(Recorded data)
#####
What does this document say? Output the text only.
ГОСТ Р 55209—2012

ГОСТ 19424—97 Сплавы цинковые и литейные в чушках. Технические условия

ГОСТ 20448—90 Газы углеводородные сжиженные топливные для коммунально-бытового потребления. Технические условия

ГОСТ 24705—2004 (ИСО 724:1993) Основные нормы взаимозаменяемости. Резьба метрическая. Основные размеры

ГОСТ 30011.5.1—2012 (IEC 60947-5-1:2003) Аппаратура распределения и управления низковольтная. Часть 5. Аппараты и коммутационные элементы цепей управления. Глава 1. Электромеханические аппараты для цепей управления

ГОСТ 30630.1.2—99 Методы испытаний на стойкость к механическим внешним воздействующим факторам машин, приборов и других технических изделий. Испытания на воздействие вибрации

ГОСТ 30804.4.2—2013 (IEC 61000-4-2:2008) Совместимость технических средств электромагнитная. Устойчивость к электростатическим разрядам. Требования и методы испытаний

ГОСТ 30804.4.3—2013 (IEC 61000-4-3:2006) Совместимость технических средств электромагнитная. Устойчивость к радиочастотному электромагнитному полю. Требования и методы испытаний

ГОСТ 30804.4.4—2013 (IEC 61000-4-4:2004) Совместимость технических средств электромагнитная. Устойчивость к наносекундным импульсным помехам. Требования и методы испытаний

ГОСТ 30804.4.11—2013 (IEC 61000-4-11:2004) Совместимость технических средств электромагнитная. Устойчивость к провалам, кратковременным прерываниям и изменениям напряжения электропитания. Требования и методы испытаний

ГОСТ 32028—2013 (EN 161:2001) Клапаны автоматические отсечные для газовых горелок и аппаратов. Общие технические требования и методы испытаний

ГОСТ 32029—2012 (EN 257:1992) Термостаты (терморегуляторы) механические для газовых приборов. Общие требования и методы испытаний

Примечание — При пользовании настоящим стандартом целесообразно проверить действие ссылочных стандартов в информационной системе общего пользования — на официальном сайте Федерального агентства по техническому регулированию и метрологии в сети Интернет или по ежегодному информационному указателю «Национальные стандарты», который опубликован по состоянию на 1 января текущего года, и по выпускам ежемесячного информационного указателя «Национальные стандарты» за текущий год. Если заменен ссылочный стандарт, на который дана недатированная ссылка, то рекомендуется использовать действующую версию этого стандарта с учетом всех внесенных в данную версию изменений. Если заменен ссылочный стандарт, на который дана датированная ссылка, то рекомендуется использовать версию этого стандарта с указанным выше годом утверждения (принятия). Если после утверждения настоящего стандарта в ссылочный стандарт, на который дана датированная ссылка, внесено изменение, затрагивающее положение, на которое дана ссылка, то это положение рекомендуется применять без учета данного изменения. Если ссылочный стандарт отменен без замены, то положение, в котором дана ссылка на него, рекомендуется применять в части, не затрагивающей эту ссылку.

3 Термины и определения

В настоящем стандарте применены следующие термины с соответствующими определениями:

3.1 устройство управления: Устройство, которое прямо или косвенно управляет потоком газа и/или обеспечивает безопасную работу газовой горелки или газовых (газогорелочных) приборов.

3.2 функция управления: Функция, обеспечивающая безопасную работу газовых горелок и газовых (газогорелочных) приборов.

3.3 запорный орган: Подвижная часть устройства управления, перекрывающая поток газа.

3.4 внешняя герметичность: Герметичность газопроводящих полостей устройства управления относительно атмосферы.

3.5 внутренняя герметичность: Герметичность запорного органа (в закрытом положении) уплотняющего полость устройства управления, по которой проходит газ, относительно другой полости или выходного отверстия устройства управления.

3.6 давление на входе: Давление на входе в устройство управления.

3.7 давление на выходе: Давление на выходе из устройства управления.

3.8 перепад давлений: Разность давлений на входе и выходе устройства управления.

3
#####
GIVEN TASK:
Retype the material in full, character for character.

FINISHED EXERCISE:
What does this document say? Output the text only.
ГОСТ Р 55209—2012

ГОСТ 19424—97 Сплавы цинковые и литейные в чушках. Технические условия

ГОСТ 20448—90 Газы углеводородные сжиженные топливные для коммунально-бытового потребления. Технические условия

ГОСТ 24705—2004 (ИСО 724:1993) Основные нормы взаимозаменяемости. Резьба метрическая. Основные размеры

ГОСТ 30011.5.1—2012 (IEC 60947-5-1:2003) Аппаратура распределения и управления низковольтная. Часть 5. Аппараты и коммутационные элементы цепей управления. Глава 1. Электромеханические аппараты для цепей управления

ГОСТ 30630.1.2—99 Методы испытаний на стойкость к механическим внешним воздействующим факторам машин, приборов и других технических изделий. Испытания на воздействие вибрации

ГОСТ 30804.4.2—2013 (IEC 61000-4-2:2008) Совместимость технических средств электромагнитная. Устойчивость к электростатическим разрядам. Требования и методы испытаний

ГОСТ 30804.4.3—2013 (IEC 61000-4-3:2006) Совместимость технических средств электромагнитная. Устойчивость к радиочастотному электромагнитному полю. Требования и методы испытаний

ГОСТ 30804.4.4—2013 (IEC 61000-4-4:2004) Совместимость технических средств электромагнитная. Устойчивость к наносекундным импульсным помехам. Требования и методы испытаний

ГОСТ 30804.4.11—2013 (IEC 61000-4-11:2004) Совместимость технических средств электромагнитная. Устойчивость к провалам, кратковременным прерываниям и изменениям напряжения электропитания. Требования и методы испытаний

ГОСТ 32028—2013 (EN 161:2001) Клапаны автоматические отсечные для газовых горелок и аппаратов. Общие технические требования и методы испытаний

ГОСТ 32029—2012 (EN 257:1992) Термостаты (терморегуляторы) механические для газовых приборов. Общие требования и методы испытаний

Примечание — При пользовании настоящим стандартом целесообразно проверить действие ссылочных стандартов в информационной системе общего пользования — на официальном сайте Федерального агентства по техническому регулированию и метрологии в сети Интернет или по ежегодному информационному указателю «Национальные стандарты», который опубликован по состоянию на 1 января текущего года, и по выпускам ежемесячного информационного указателя «Национальные стандарты» за текущий год. Если заменен ссылочный стандарт, на который дана недатированная ссылка, то рекомендуется использовать действующую версию этого стандарта с учетом всех внесенных в данную версию изменений. Если заменен ссылочный стандарт, на который дана датированная ссылка, то рекомендуется использовать версию этого стандарта с указанным выше годом утверждения (принятия). Если после утверждения настоящего стандарта в ссылочный стандарт, на который дана датированная ссылка, внесено изменение, затрагивающее положение, на которое дана ссылка, то это положение рекомендуется применять без учета данного изменения. Если ссылочный стандарт отменен без замены, то положение, в котором дана ссылка на него, рекомендуется применять в части, не затрагивающей эту ссылку.

3 Термины и определения

В настоящем стандарте применены следующие термины с соответствующими определениями:

3.1 устройство управления: Устройство, которое прямо или косвенно управляет потоком газа и/или обеспечивает безопасную работу газовой горелки или газовых (газогорелочных) приборов.

3.2 функция управления: Функция, обеспечивающая безопасную работу газовых горелок и газовых (газогорелочных) приборов.

3.3 запорный орган: Подвижная часть устройства управления, перекрывающая поток газа.

3.4 внешняя герметичность: Герметичность газопроводящих полостей устройства управления относительно атмосферы.

3.5 внутренняя герметичность: Герметичность запорного органа (в закрытом положении) уплотняющего полость устройства управления, по которой проходит газ, относительно другой полости или выходного отверстия устройства управления.

3.6 давление на входе: Давление на входе в устройство управления.

3.7 давление на выходе: Давление на выходе из устройства управления.

3.8 перепад давлений: Разность давлений на входе и выходе устройства управления.

3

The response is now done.